[Begin Supplied records]

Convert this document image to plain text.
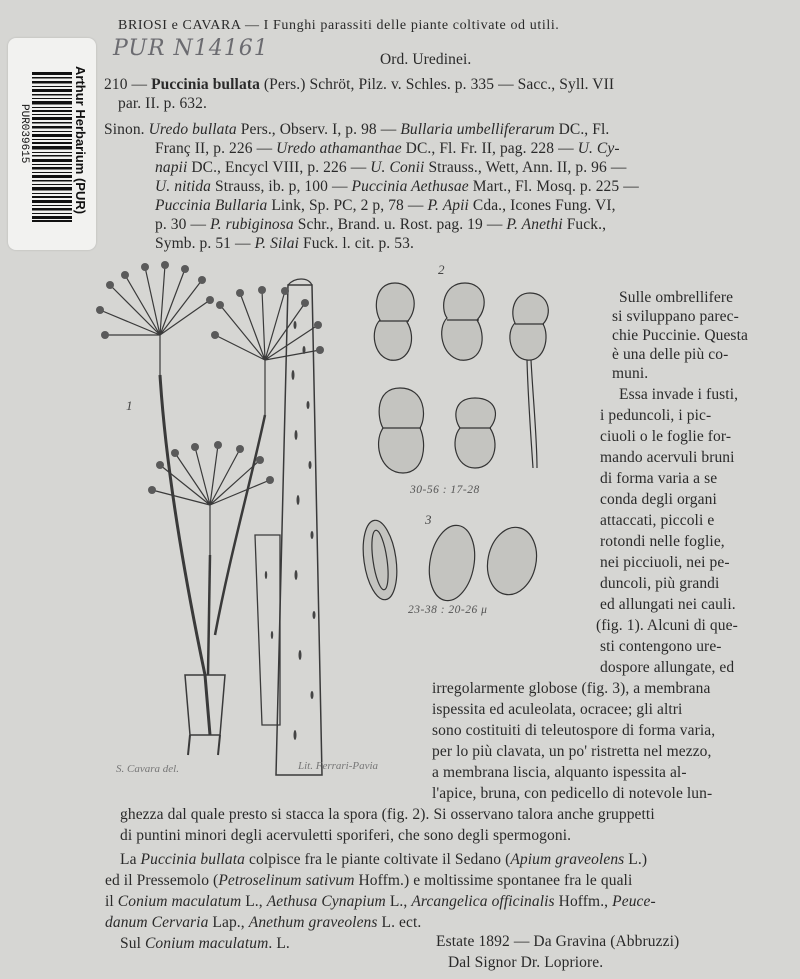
Arthur Herbarium (PUR)
PUR039615
BRIOSI e CAVARA — I Funghi parassiti delle piante coltivate od utili.
PUR N14161	Ord. Uredinei.
210 — Puccinia bullata (Pers.) Schröt, Pilz. v. Schles. p. 335 — Sacc., Syll. VII
par. II. p. 632.
Sinon. Uredo bullata Pers., Observ. I, p. 98 — Bullaria umbelliferarum DC., Fl.
Franç II, p. 226 — Uredo athamanthae DC., Fl. Fr. II, pag. 228 — U. Cy-
napii DC., Encycl VIII, p. 226 — U. Conii Strauss., Wett, Ann. II, p. 96 —
U. nitida Strauss, ib. p, 100 — Puccinia Aethusae Mart., Fl. Mosq. p. 225 —
Puccinia Bullaria Link, Sp. PC, 2 p, 78 — P. Apii Cda., Icones Fung. VI,
p. 30 — P. rubiginosa Schr., Brand. u. Rost. pag. 19 — P. Anethi Fuck.,
Symb. p. 51 — P. Silai Fuck. l. cit. p. 53.
1
2
30-56 : 17-28
3
23-38 : 20-26 μ
S. Cavara del.	Lit. Ferrari-Pavia
Sulle ombrellifere
si sviluppano parec-
chie Puccinie. Questa
è una delle più co-
muni.
Essa invade i fusti,
i peduncoli, i pic-
ciuoli o le foglie for-
mando acervuli bruni
di forma varia a se
conda degli organi
attaccati, piccoli e
rotondi nelle foglie,
nei picciuoli, nei pe-
duncoli, più grandi
ed allungati nei cauli.
(fig. 1). Alcuni di que-
sti contengono ure-
dospore allungate, ed
irregolarmente globose (fig. 3), a membrana
ispessita ed aculeolata, ocracee; gli altri
sono costituiti di teleutospore di forma varia,
per lo più clavata, un po' ristretta nel mezzo,
a membrana liscia, alquanto ispessita al-
l'apice, bruna, con pedicello di notevole lun-
ghezza dal quale presto si stacca la spora (fig. 2). Si osservano talora anche gruppetti
di puntini minori degli acervuletti sporiferi, che sono degli spermogoni.
La Puccinia bullata colpisce fra le piante coltivate il Sedano (Apium graveolens L.)
ed il Pressemolo (Petroselinum sativum Hoffm.) e moltissime spontanee fra le quali
il Conium maculatum L., Aethusa Cynapium L., Arcangelica officinalis Hoffm., Peuce-
danum Cervaria Lap., Anethum graveolens L. ect.
Sul Conium maculatum. L.	Estate 1892 — Da Gravina (Abbruzzi)
Dal Signor Dr. Lopriore.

[End Supplied records]

◆ Do this ◆
Copy out each line that contains the word "piante".

◆ Output for this task ◆
BRIOSI e CAVARA — I Funghi parassiti delle piante coltivate od utili.
La Puccinia bullata colpisce fra le piante coltivate il Sedano (Apium graveolens L.)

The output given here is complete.